Aujourd'hui, la taxe sur le traitement des ordures ménagères (TEOM) connaît une hausse significative de 6 % sur l'ensemble du territoire français en seulement deux ans. Selon une étude de l'UFC-Que Choisir, cette augmentation ne se fait pas de manière uniforme. En effet, les tarifs peuvent varier largement, allant de 60 euros à plus de 200 euros en fonction des villes.
Pour mieux comprendre cette situation, l'UFC-Que Choisir a mis en ligne une carte interactive. Cet outil permet aux citoyens de visualiser le montant de leur taxe selon leur lieu de résidence. En analysant les données de 24 829 communes, cette carte montre des écarts frappants : un habitant de Brest paie 63 euros, tandis qu'un résident de Marseille doit débourser 217 euros. De plus, elle fournit des informations sur le volume de déchets produits par habitant et le coût de traitement par tonne.
Un volume de déchets en hausse et des justifications contestées
Les hausses de taxes posent de nombreuses questions, en particulier en raison des disparités apparentes entre les villes. Plusieurs arguments sont avancés par les gestionnaires, tels que les nouvelles normes environnementales de la loi Agec, l'augmentation des coûts de l'énergie, et une hausse de 20 kg par habitant dans la production des déchets en une année. Cependant, comme le souligne l'UFC-Que Choisir, la TEOM est indexée sur la valeur locative d'un bien plutôt que sur le volume de déchets générés. Ainsi, plus le loyer est élevé, plus la taxe l'est également, indépendamment de la quantité de déchets produite.
À Paris, par exemple, la taxe atteint 215 euros par an, alors qu'à Rennes, elle est de 97 euros par habitant, ce qui illustre bien cette disparité.
Un montant impressionnant pour les collectivités
Dans un entretien avec Europe 1, Juliette Vacant, chargée d'étude à l'UFC-Que Choisir, a exprimé ses doutes sur la légitimité des justifications fournies pour expliquer ces augmentations de taxe. "Il est inacceptable qu'une ville comme Le Havre soit beaucoup plus coûteuse que Brest," a-t-elle déclaré. Elle a également suggéré qu'il serait utile d'engager un dialogue avec les communes pour mieux comprendre les raisons derrière ces niveaux exorbitants.
La Direction générale des finances publiques a récemment rapporté que la TEOM a généré près de 8,6 milliards d'euros pour les municipalités françaises en 2023, soit une augmentation de 8 % par rapport à 2022, comme l'a noté MoneyVox.

Entrées contenues dans un jeu de données:
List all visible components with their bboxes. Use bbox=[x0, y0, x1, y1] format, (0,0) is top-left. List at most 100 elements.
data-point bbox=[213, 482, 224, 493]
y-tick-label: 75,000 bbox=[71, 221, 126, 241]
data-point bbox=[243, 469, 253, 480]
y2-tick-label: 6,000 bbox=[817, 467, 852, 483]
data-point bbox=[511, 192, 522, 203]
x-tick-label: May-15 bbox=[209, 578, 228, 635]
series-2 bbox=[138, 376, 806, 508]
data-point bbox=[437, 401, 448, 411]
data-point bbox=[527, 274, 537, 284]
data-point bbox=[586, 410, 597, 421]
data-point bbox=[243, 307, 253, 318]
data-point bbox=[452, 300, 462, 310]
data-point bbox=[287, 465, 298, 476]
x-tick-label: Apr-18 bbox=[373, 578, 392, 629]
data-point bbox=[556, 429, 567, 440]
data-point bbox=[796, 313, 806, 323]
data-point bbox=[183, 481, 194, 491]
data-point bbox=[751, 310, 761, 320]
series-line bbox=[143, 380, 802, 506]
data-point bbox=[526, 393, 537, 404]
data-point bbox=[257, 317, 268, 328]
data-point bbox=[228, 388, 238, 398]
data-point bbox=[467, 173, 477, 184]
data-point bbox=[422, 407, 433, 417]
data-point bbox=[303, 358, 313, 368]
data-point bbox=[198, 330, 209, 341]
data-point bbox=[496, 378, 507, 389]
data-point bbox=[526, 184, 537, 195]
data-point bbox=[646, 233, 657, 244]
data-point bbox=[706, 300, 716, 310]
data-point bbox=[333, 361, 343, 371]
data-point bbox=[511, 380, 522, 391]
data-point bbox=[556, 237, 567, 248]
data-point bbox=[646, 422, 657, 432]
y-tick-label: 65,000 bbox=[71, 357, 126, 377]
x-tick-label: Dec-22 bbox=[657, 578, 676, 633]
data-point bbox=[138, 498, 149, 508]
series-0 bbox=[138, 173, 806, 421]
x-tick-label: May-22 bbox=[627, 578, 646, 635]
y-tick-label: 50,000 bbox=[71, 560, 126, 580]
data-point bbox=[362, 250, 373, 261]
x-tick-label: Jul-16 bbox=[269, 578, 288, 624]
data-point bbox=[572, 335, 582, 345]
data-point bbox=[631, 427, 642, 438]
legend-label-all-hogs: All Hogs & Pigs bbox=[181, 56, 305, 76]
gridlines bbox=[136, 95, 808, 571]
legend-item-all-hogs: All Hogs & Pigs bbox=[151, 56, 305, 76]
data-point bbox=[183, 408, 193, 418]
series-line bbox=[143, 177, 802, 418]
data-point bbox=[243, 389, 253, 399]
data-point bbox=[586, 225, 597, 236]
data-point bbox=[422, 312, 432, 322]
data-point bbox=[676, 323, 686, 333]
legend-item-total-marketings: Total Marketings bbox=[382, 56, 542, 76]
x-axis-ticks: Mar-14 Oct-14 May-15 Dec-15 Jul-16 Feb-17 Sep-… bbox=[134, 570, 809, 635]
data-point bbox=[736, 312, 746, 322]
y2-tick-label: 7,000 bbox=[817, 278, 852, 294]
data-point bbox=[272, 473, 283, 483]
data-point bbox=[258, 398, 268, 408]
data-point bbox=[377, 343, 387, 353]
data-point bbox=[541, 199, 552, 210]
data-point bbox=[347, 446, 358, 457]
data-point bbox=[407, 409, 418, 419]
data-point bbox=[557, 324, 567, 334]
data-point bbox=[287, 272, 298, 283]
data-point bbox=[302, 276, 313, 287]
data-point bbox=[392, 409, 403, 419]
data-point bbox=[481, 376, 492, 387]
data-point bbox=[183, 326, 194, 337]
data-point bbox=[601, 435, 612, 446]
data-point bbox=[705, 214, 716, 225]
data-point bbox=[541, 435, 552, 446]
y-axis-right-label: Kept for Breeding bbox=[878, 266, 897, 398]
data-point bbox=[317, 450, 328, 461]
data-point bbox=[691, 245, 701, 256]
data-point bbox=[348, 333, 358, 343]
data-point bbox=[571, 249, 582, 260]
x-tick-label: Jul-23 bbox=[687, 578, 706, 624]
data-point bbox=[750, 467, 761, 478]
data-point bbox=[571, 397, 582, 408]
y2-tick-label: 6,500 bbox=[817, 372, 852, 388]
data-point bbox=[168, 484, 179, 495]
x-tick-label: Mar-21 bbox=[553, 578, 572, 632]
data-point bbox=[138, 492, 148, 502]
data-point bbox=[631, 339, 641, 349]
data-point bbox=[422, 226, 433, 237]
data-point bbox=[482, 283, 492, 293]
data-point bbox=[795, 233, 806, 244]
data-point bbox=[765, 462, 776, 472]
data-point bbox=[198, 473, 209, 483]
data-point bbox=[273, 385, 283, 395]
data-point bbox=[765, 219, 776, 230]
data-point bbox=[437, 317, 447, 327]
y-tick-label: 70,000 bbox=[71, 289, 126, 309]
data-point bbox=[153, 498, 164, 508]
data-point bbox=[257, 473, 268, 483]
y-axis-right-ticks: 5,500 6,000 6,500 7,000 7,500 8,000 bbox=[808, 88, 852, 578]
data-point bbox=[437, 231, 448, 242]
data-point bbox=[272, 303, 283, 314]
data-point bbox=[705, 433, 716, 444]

• ÉNONCÉ: Mettez à jour le texte sur la TEOM en reprenant le passage compris entre « Aujourd'hui, la taxe » et « fonction des villes. », bornes incluses, où « deux ans » devient « trois ans ».

• CORRIGÉ:
Aujourd'hui, la taxe sur le traitement des ordures ménagères (TEOM) connaît une hausse significative de 6 % sur l'ensemble du territoire français en seulement trois ans. Selon une étude de l'UFC-Que Choisir, cette augmentation ne se fait pas de manière uniforme. En effet, les tarifs peuvent varier largement, allant de 60 euros à plus de 200 euros en fonction des villes.